= GIVEN REQUEST =
Copy out each line exactly; pictures stay out of the copy.

= INFORMATION GIVEN =

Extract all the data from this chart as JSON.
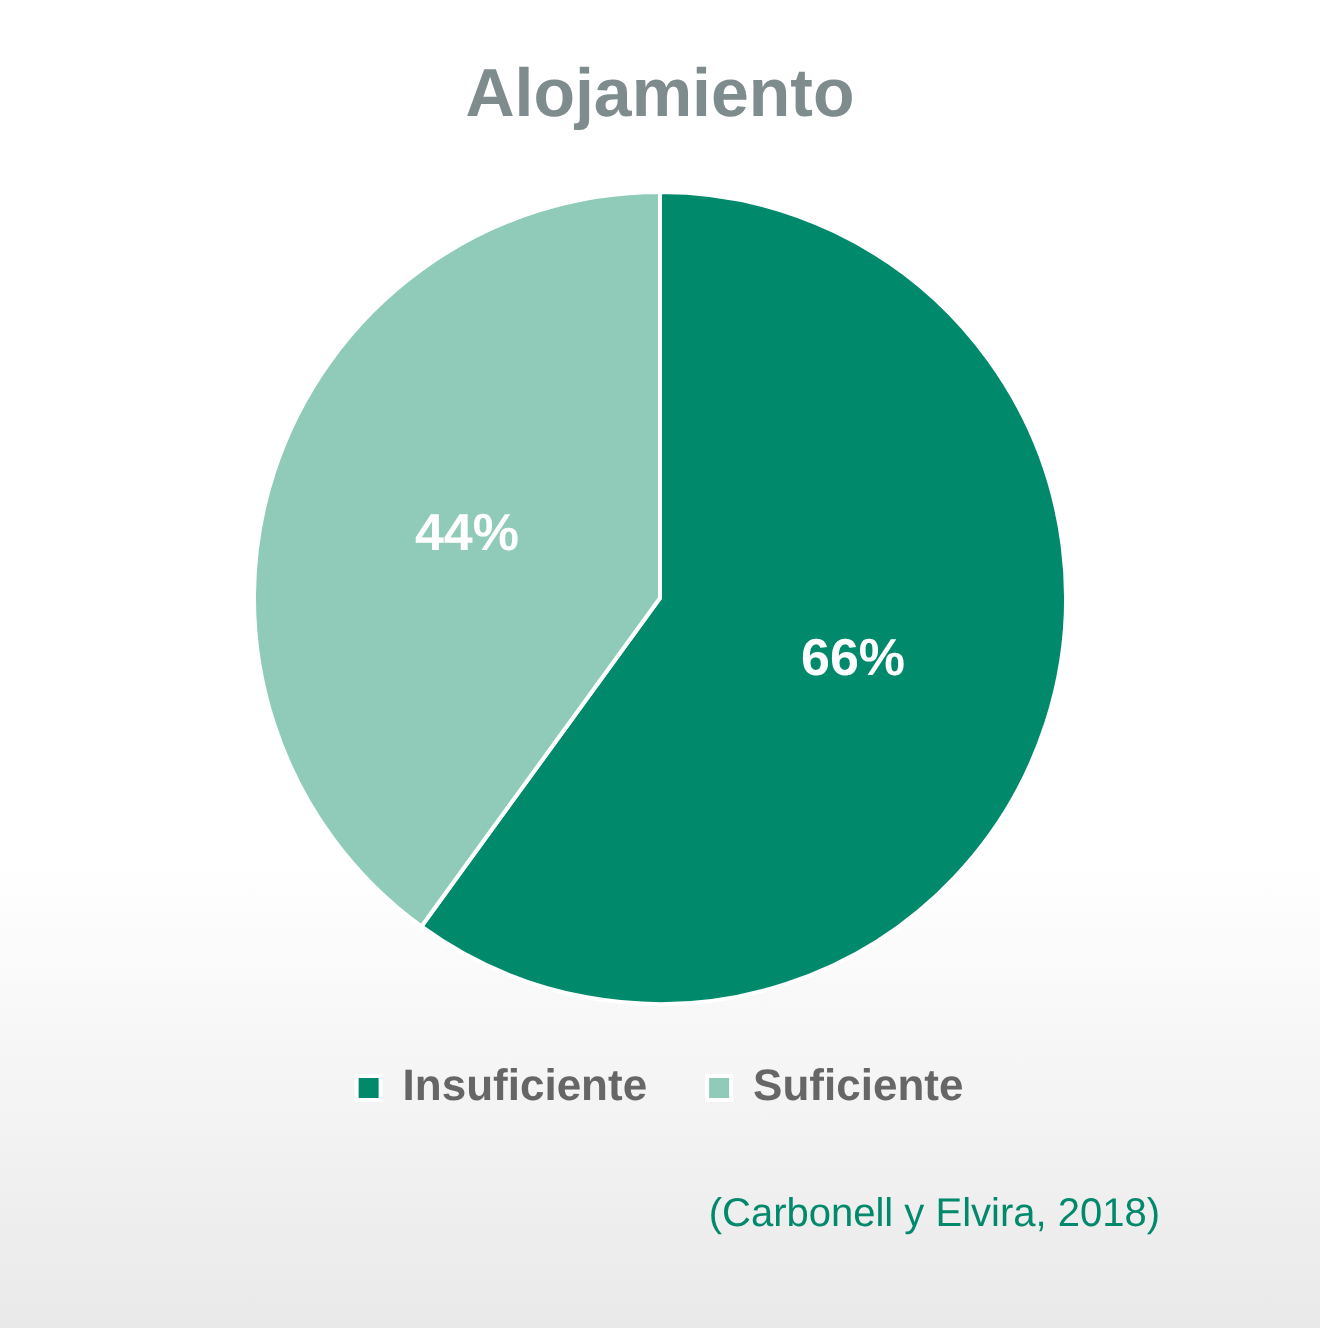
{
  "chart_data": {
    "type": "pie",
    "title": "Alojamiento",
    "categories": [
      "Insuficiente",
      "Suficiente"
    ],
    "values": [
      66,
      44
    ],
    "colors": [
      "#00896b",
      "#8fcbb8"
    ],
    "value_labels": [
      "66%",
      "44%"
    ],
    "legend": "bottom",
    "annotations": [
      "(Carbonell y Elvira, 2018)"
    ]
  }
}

= EXERCISE ANSWER =
Extract all the data from this chart as JSON.
{
  "chart_data": {
    "type": "pie",
    "title": "Alojamiento",
    "categories": [
      "Insuficiente",
      "Suficiente"
    ],
    "values": [
      66,
      44
    ],
    "colors": [
      "#00896b",
      "#8fcbb8"
    ],
    "value_labels": [
      "66%",
      "44%"
    ],
    "legend": "bottom",
    "annotations": [
      "(Carbonell y Elvira, 2018)"
    ]
  }
}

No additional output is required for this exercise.